╔══

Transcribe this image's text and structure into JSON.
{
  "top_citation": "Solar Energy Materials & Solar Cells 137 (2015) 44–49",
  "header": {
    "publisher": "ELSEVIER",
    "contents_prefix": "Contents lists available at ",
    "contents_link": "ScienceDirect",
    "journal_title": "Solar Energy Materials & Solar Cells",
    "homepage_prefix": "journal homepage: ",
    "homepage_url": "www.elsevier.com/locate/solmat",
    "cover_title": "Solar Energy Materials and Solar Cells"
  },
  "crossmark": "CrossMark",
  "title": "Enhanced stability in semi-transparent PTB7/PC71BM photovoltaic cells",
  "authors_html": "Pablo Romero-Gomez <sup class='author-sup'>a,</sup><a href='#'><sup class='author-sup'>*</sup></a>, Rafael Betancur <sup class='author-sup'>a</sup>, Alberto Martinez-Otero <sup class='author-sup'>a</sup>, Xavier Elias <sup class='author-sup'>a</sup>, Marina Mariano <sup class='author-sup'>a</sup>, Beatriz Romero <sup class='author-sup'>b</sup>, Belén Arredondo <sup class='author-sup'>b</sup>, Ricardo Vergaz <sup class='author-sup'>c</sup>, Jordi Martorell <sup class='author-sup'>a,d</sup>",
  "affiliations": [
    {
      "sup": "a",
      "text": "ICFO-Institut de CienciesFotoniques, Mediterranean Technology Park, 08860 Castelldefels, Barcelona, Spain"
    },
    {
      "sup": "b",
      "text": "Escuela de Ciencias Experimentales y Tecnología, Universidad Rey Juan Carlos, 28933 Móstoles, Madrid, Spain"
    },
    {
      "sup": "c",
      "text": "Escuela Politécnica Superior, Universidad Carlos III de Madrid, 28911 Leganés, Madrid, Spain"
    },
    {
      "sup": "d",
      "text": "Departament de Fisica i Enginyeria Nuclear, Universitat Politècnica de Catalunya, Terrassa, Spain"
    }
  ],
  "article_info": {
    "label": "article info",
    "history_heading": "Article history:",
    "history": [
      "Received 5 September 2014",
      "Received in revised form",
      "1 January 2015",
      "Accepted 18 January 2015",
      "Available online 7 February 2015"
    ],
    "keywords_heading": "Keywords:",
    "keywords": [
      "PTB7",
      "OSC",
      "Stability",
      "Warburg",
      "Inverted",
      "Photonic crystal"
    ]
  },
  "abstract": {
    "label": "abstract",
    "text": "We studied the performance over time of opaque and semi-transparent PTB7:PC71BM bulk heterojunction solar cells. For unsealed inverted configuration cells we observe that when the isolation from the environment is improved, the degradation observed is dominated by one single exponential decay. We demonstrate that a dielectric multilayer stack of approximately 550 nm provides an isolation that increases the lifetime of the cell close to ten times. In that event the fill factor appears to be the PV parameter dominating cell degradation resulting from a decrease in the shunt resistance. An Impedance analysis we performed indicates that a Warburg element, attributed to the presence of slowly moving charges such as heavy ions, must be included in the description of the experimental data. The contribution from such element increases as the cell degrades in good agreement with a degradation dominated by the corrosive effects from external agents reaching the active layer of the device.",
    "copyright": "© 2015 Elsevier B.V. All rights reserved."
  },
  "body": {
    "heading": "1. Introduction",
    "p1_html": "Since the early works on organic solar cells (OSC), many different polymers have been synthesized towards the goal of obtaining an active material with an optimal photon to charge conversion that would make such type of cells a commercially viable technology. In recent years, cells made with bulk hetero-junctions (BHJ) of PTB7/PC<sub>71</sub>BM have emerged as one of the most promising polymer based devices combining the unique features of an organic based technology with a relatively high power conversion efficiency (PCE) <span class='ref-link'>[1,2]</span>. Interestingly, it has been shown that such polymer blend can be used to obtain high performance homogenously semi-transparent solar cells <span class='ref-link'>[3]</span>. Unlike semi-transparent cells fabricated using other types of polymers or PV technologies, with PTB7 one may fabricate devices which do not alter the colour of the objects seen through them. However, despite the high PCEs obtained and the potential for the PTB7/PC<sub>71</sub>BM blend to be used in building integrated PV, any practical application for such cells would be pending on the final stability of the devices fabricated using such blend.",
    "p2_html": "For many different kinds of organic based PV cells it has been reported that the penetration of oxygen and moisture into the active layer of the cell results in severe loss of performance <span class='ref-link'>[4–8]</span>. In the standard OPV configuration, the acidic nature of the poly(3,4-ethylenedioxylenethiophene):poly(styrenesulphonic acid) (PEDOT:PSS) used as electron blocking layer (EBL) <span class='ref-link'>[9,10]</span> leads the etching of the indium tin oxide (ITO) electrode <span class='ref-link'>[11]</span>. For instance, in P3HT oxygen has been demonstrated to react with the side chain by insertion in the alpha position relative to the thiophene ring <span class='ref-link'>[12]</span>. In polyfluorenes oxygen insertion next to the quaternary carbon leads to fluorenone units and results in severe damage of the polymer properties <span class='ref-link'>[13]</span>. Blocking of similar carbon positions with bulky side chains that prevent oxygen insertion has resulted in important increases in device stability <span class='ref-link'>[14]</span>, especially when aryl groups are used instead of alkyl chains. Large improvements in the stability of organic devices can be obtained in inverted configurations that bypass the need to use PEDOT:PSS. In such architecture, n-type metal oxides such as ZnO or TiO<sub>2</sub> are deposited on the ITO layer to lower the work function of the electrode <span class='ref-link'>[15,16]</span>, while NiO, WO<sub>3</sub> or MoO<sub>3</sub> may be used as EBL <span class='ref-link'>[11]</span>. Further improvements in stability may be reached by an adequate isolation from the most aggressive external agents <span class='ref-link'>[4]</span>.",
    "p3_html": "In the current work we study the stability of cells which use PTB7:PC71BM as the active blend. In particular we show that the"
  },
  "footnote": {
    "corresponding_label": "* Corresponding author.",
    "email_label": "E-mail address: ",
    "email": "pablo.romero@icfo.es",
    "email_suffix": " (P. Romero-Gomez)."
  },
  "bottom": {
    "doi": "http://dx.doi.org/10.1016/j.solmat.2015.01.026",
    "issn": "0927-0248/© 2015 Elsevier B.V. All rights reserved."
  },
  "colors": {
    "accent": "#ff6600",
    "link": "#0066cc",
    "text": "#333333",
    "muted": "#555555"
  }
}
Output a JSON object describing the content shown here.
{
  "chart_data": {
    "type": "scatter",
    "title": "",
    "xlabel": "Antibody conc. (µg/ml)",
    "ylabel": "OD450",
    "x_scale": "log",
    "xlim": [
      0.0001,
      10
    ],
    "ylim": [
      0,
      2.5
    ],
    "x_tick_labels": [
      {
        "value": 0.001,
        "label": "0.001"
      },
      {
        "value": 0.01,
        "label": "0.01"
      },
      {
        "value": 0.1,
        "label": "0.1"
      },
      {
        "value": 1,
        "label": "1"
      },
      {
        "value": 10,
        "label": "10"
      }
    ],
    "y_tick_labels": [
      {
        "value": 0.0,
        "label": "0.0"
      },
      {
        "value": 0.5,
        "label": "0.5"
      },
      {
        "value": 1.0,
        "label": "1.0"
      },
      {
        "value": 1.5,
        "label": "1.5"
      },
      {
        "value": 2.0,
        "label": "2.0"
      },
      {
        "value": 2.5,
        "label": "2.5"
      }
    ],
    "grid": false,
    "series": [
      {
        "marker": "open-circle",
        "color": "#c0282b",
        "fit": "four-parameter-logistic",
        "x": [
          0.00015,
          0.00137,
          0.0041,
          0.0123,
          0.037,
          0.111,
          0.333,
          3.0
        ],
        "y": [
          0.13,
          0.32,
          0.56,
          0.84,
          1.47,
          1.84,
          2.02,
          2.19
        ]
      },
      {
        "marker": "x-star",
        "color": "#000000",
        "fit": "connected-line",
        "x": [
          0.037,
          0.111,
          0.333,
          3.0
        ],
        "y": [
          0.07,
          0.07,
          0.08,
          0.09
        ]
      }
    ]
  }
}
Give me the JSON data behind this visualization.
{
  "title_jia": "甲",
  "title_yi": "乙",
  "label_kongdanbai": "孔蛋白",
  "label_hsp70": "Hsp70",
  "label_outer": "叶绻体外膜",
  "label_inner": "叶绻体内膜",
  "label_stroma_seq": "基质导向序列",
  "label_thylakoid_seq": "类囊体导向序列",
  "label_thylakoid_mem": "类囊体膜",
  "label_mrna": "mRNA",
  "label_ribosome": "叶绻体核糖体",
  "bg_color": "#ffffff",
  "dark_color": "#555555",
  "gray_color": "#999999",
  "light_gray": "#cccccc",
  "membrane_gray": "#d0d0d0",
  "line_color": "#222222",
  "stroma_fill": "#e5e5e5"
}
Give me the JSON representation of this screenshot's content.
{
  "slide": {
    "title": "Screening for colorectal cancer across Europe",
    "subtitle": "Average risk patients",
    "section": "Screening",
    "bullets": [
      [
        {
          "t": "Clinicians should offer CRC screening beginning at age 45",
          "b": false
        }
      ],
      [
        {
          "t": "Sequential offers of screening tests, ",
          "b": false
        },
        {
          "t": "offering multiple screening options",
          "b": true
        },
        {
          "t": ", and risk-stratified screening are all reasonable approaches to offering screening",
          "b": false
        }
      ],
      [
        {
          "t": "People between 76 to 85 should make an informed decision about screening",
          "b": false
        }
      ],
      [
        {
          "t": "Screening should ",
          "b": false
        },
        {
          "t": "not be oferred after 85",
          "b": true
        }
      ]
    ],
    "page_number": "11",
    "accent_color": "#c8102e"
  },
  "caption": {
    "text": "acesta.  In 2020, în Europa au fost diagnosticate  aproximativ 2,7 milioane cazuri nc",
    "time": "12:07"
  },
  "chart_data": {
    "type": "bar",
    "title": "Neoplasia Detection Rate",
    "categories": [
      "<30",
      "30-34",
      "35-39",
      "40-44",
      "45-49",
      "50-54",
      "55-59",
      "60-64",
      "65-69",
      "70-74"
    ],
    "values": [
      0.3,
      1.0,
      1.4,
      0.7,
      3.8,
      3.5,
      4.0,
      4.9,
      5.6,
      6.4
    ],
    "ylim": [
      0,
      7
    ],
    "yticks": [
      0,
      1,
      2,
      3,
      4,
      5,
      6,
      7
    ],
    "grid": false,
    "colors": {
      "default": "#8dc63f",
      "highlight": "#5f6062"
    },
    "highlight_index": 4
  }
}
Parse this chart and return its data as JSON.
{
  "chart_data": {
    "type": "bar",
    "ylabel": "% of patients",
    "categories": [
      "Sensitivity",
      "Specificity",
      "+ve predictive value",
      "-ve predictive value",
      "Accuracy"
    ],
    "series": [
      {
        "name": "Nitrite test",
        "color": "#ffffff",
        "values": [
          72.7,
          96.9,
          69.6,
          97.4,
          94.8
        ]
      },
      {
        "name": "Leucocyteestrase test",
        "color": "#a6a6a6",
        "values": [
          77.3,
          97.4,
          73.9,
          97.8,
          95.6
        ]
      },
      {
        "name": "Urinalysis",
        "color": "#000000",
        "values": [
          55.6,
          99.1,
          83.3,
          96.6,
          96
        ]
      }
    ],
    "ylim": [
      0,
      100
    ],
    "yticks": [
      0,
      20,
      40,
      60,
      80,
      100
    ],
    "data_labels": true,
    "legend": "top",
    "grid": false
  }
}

╚══

* [Your task] Return each line from the records that includes the word "rights".

* [Answer space]
    "copyright": "© 2015 Elsevier B.V. All rights reserved."
    "issn": "0927-0248/© 2015 Elsevier B.V. All rights reserved."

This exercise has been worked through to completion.